Stored records:
/---

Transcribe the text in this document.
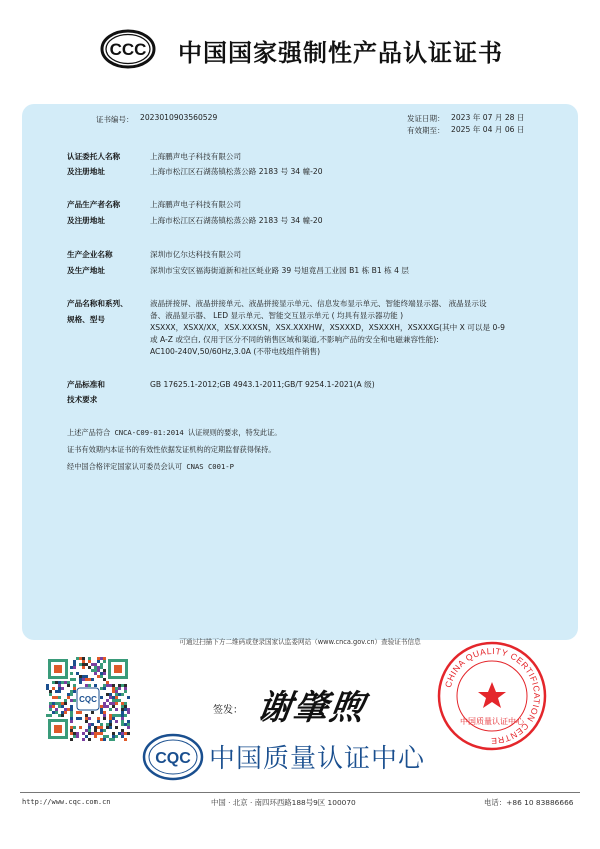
CCC 中国国家强制性产品认证证书
证书编号： 2023010903560529	发证日期： 2023 年 07 月 28 日
有效期至： 2025 年 04 月 06 日
认证委托人名称	上海鹏声电子科技有限公司
及注册地址	上海市松江区石湖荡镇松蒸公路 2183 号 34 幢-20
产品生产者名称	上海鹏声电子科技有限公司
及注册地址	上海市松江区石湖荡镇松蒸公路 2183 号 34 幢-20
生产企业名称	深圳市亿尔达科技有限公司
及生产地址	深圳市宝安区福海街道新和社区蚝业路 39 号旭竟昌工业园 B1 栋 B1 栋 4 层
产品名称和系列、
规格、型号
液晶拼接屏、液晶拼接单元、液晶拼接显示单元、信息发布显示单元、智能终端显示器、 液晶显示设
备、液晶显示器、 LED 显示单元、智能交互显示单元 ( 均具有显示器功能 )
XSXXX，XSXX/XX，XSX.XXXSN，XSX.XXXHW，XSXXXD，XSXXXH，XSXXXG(其中 X 可以是 0-9
或 A-Z 或空白, 仅用于区分不同的销售区域和渠道,不影响产品的安全和电磁兼容性能):
AC100-240V,50/60Hz,3.0A (不带电线组件销售)
产品标准和
技术要求
GB 17625.1-2012;GB 4943.1-2011;GB/T 9254.1-2021(A 级)
上述产品符合 CNCA-C09-01:2014 认证规则的要求，特发此证。
证书有效期内本证书的有效性依据发证机构的定期监督获得保持。
经中国合格评定国家认可委员会认可 CNAS C001-P
可通过扫描下方二维码或登录国家认监委网站（www.cnca.gov.cn）查验证书信息
CQC
签发： 谢肇煦
CQC 中国质量认证中心
CHINA QUALITY CERTIFICATION CENTRE
中国质量认证中心
http://www.cqc.com.cn	中国 · 北京 · 南四环西路188号9区 100070	电话：+86 10 83886666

\---

**Task goal**
Copy out all the data exactly; skip the pictures.

**Response below**
Transcribe the text in this document.
CCC 中国国家强制性产品认证证书
证书编号： 2023010903560529	发证日期： 2023 年 07 月 28 日
有效期至： 2025 年 04 月 06 日
认证委托人名称	上海鹏声电子科技有限公司
及注册地址	上海市松江区石湖荡镇松蒸公路 2183 号 34 幢-20
产品生产者名称	上海鹏声电子科技有限公司
及注册地址	上海市松江区石湖荡镇松蒸公路 2183 号 34 幢-20
生产企业名称	深圳市亿尔达科技有限公司
及生产地址	深圳市宝安区福海街道新和社区蚝业路 39 号旭竟昌工业园 B1 栋 B1 栋 4 层
产品名称和系列、
规格、型号
液晶拼接屏、液晶拼接单元、液晶拼接显示单元、信息发布显示单元、智能终端显示器、 液晶显示设
备、液晶显示器、 LED 显示单元、智能交互显示单元 ( 均具有显示器功能 )
XSXXX，XSXX/XX，XSX.XXXSN，XSX.XXXHW，XSXXXD，XSXXXH，XSXXXG(其中 X 可以是 0-9
或 A-Z 或空白, 仅用于区分不同的销售区域和渠道,不影响产品的安全和电磁兼容性能):
AC100-240V,50/60Hz,3.0A (不带电线组件销售)
产品标准和
技术要求
GB 17625.1-2012;GB 4943.1-2011;GB/T 9254.1-2021(A 级)
上述产品符合 CNCA-C09-01:2014 认证规则的要求，特发此证。
证书有效期内本证书的有效性依据发证机构的定期监督获得保持。
经中国合格评定国家认可委员会认可 CNAS C001-P
可通过扫描下方二维码或登录国家认监委网站（www.cnca.gov.cn）查验证书信息
CQC
签发： 谢肇煦
CQC 中国质量认证中心
CHINA QUALITY CERTIFICATION CENTRE
中国质量认证中心
http://www.cqc.com.cn	中国 · 北京 · 南四环西路188号9区 100070	电话：+86 10 83886666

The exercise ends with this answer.